(Figure dataset records)
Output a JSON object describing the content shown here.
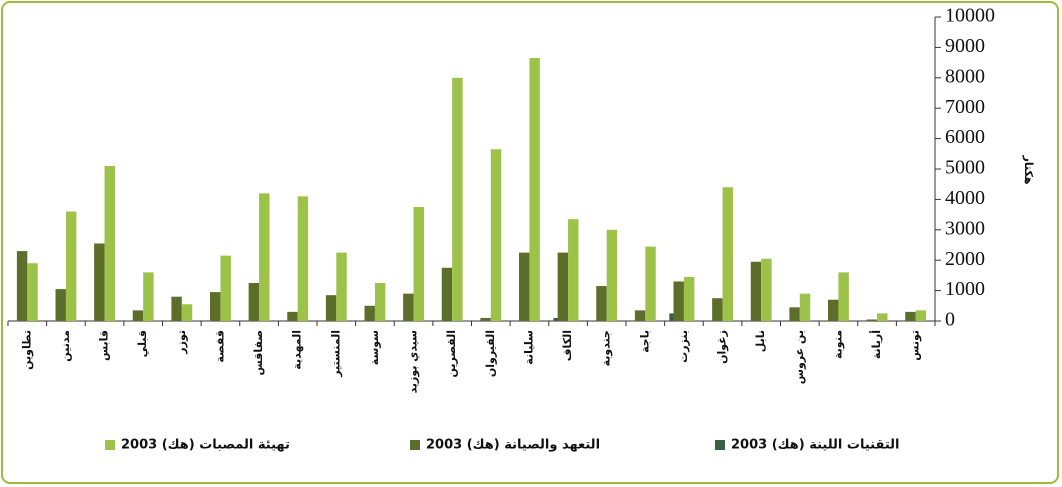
{
  "chart_data": {
    "type": "bar",
    "y_label": "هكتار",
    "categories": [
      "تطاوين",
      "مدنين",
      "قابس",
      "قبلي",
      "توزر",
      "قفصة",
      "صفاقس",
      "المهدية",
      "المنستير",
      "سوسة",
      "سيدي بوزيد",
      "القصرين",
      "القيروان",
      "سليانة",
      "الكاف",
      "جندوبة",
      "باجة",
      "بنزرت",
      "زغوان",
      "نابل",
      "بن عروس",
      "منوبة",
      "أريانة",
      "تونس"
    ],
    "series": [
      {
        "name": "التقنيات اللينة (هك) 2003",
        "color": "#3b5e45",
        "values": [
          0,
          0,
          0,
          0,
          0,
          0,
          0,
          0,
          0,
          0,
          0,
          0,
          0,
          0,
          100,
          0,
          0,
          250,
          0,
          0,
          0,
          0,
          0,
          0
        ]
      },
      {
        "name": "التعهد والصيانة (هك) 2003",
        "color": "#5d6e2b",
        "values": [
          2300,
          1050,
          2550,
          350,
          800,
          950,
          1250,
          300,
          850,
          500,
          900,
          1750,
          100,
          2250,
          2250,
          1150,
          350,
          1300,
          750,
          1950,
          450,
          700,
          50,
          300
        ]
      },
      {
        "name": "تهيئة المصبات (هك) 2003",
        "color": "#9dc24a",
        "values": [
          1900,
          3600,
          5100,
          1600,
          550,
          2150,
          4200,
          4100,
          2250,
          1250,
          3750,
          8000,
          5650,
          8650,
          3350,
          3000,
          2450,
          1450,
          4400,
          2050,
          900,
          1600,
          250,
          350
        ]
      }
    ],
    "ylim": [
      0,
      10000
    ],
    "yticks": [
      0,
      1000,
      2000,
      3000,
      4000,
      5000,
      6000,
      7000,
      8000,
      9000,
      10000
    ]
  }
}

PROBLEM DESCRIPTION - In the data above, how many lines contain the string "name"? Answer with the number only.

SOLUTION - 3